● Goal
Reproduce the listing below exactly, minus its pictures.
..........
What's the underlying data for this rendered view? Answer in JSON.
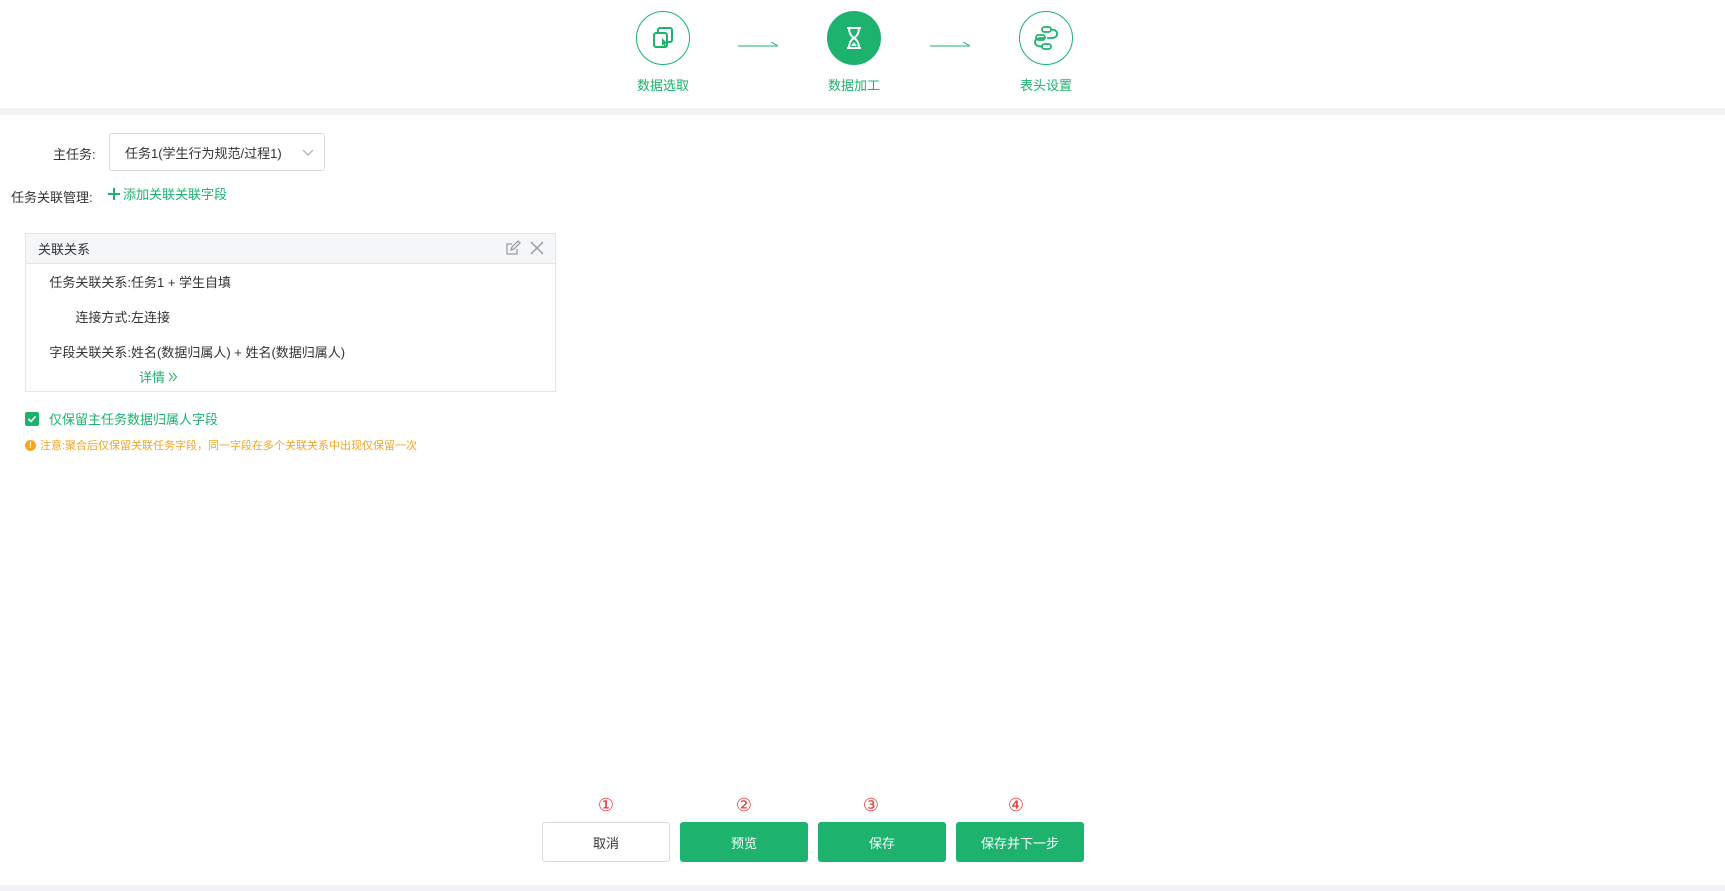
{
  "steps": [
    {
      "label": "数据选取",
      "icon": "copy-cursor-icon",
      "active": false
    },
    {
      "label": "数据加工",
      "icon": "hourglass-icon",
      "active": true
    },
    {
      "label": "表头设置",
      "icon": "link-chain-icon",
      "active": false
    }
  ],
  "form": {
    "main_task_label": "主任务:",
    "main_task_value": "任务1(学生行为规范/过程1)",
    "relation_mgmt_label": "任务关联管理:",
    "add_relation_link": "添加关联关联字段"
  },
  "card": {
    "title": "关联关系",
    "task_relation_label": "任务关联关系:",
    "task_relation_value": "任务1 + 学生自填",
    "join_type_label": "连接方式:",
    "join_type_value": "左连接",
    "field_relation_label": "字段关联关系:",
    "field_relation_value": "姓名(数据归属人) + 姓名(数据归属人)",
    "detail_link": "详情"
  },
  "checkbox": {
    "label": "仅保留主任务数据归属人字段",
    "checked": true
  },
  "note": {
    "text": "注意:聚合后仅保留关联任务字段，同一字段在多个关联关系中出现仅保留一次"
  },
  "buttons": {
    "cancel": "取消",
    "preview": "预览",
    "save": "保存",
    "save_next": "保存并下一步"
  },
  "markers": [
    "①",
    "②",
    "③",
    "④"
  ],
  "colors": {
    "accent": "#1db26e",
    "warning": "#f5a623",
    "marker": "#e53935"
  }
}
..........
● Response
What's the underlying data for this rendered view? Answer in JSON.
{
  "steps": [
    {
      "label": "数据选取",
      "icon": "copy-cursor-icon",
      "active": false
    },
    {
      "label": "数据加工",
      "icon": "hourglass-icon",
      "active": true
    },
    {
      "label": "表头设置",
      "icon": "link-chain-icon",
      "active": false
    }
  ],
  "form": {
    "main_task_label": "主任务:",
    "main_task_value": "任务1(学生行为规范/过程1)",
    "relation_mgmt_label": "任务关联管理:",
    "add_relation_link": "添加关联关联字段"
  },
  "card": {
    "title": "关联关系",
    "task_relation_label": "任务关联关系:",
    "task_relation_value": "任务1 + 学生自填",
    "join_type_label": "连接方式:",
    "join_type_value": "左连接",
    "field_relation_label": "字段关联关系:",
    "field_relation_value": "姓名(数据归属人) + 姓名(数据归属人)",
    "detail_link": "详情"
  },
  "checkbox": {
    "label": "仅保留主任务数据归属人字段",
    "checked": true
  },
  "note": {
    "text": "注意:聚合后仅保留关联任务字段，同一字段在多个关联关系中出现仅保留一次"
  },
  "buttons": {
    "cancel": "取消",
    "preview": "预览",
    "save": "保存",
    "save_next": "保存并下一步"
  },
  "markers": [
    "①",
    "②",
    "③",
    "④"
  ],
  "colors": {
    "accent": "#1db26e",
    "warning": "#f5a623",
    "marker": "#e53935"
  }
}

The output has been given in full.